→ Vorliegender Text:

☆ ☆ ☆ ☆

Rz. 89
Für die Regelungsanordnung (Abs. 2 Satz 2) fordert das Gesetz, dass eine vorläufige Regelung zur Abwendung wesentlicher Nachteile nötig erscheint. Es muss die Gefahr bestehen, dass die Verwirklichung eines Rechts des Antragstellers vereitelt oder wesentlich erschwert werden könnte. Im Anschluss an die Rechtsprechung des BVerfG zum einstweiligen Rechtsschutz im sozialgerichtlichen Verfahren (BVerfG, Beschluss v. 25.10.1999, 2 BvR 745/88, BVerfGE 79 S. 69, 74) wurde unter der Geltung des früheren Rechts von den Sozialgerichten ganz überwiegend gefordert, dass dem Antragsteller schwere irreparable und unzumutbare Nachteile drohen (vgl. nur LSG NRW, Beschluss v. 27.11.1997, L 11 SKa 35/91; Beschluss v. 24.6.1997, L 11 SKa 20/97; Beschluss v. 15.5.1996, L 11 SKA 21/98). Dieser Rechtsprechung ist infolge der gesetzlichen Neuregelung die Grundlage entzogen (vgl. Rz. 77; vgl. auch Frehse, in: Schnapp/Wigge, § 23 Rn. 121, 126), wenngleich daran für Leistungen nach dem SGB II angesichts dessen spezifischen Zielsetzung festgehalten wird (vgl. Rz. 81, 82). Ungeachtet dieser Unterschiede besteht nach wie vor ein Wertungsspielraum des Gerichts, in dessen Rahmen z. B. auch berücksichtigt werden kann, ob der Antragsteller die begehrte Leistung auf zumutbar anderem Wege erlangen kann (vgl. Rz. 98).

☆ ☆ ☆ ☆

→ Gespeicherte Daten:
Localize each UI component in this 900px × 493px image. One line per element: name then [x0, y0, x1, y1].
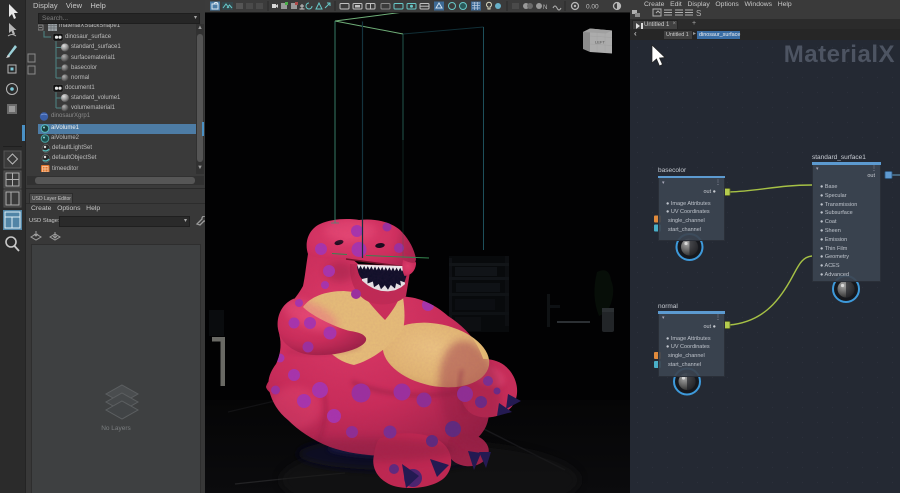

☆ ☆ ☆ ☆

→ Gestellte Aufgabe A: Was verlangt das Gesetz laut dem vorliegenden Text für die Regelungsanordnung?
→ Gestellte Aufgabe B: Prüfe für jede Aussage, ob sie mit dem vorliegenden Text übereinstimmt, und belege dein Ja oder Nein mit dem wörtlichen Zitat. (i) Unter dem früheren Recht verlangten die Sozialgerichte ganz überwiegend, dass dem Antragsteller schwere irreparable und unzumutbare Nachteile drohen. (ii) Für Leistungen nach dem SGB II wird an dieser Rechtsprechung nicht mehr festgehalten. (iii) Dem Gericht steht kein Wertungsspielraum mehr zu.
→ Gestellte Aufgabe C: Fasse den vorliegenden Text in drei Sätzen zusammen.
Stütze dich dabei nur auf den vorliegenden Text.

→ Schriftliche Antwort A: Dass eine vorläufige Regelung zur Abwendung wesentlicher Nachteile nötig erscheint.

→ Schriftliche Antwort B:
(i) Ja: „wurde unter der Geltung des früheren Rechts von den Sozialgerichten ganz überwiegend gefordert, dass dem Antragsteller schwere irreparable und unzumutbare Nachteile drohen“
(ii) Nein: „wenngleich daran für Leistungen nach dem SGB II angesichts dessen spezifischen Zielsetzung festgehalten wird“
(iii) Nein: „besteht nach wie vor ein Wertungsspielraum des Gerichts“

→ Schriftliche Antwort C: Für eine Regelungsanordnung muss eine vorläufige Regelung zur Abwendung wesentlicher Nachteile nötig erscheinen, und es muss die Gefahr bestehen, dass die Verwirklichung eines Rechts des Antragstellers vereitelt oder wesentlich erschwert werden könnte. Die frühere Forderung der Sozialgerichte, dass dem Antragsteller schwere irreparable und unzumutbare Nachteile drohen, hat durch die gesetzliche Neuregelung ihre Grundlage verloren, wird für Leistungen nach dem SGB II aber beibehalten. Das Gericht hat weiterhin einen Wertungsspielraum, in dem es etwa berücksichtigen kann, ob der Antragsteller die begehrte Leistung auf zumutbar anderem Wege erlangen kann.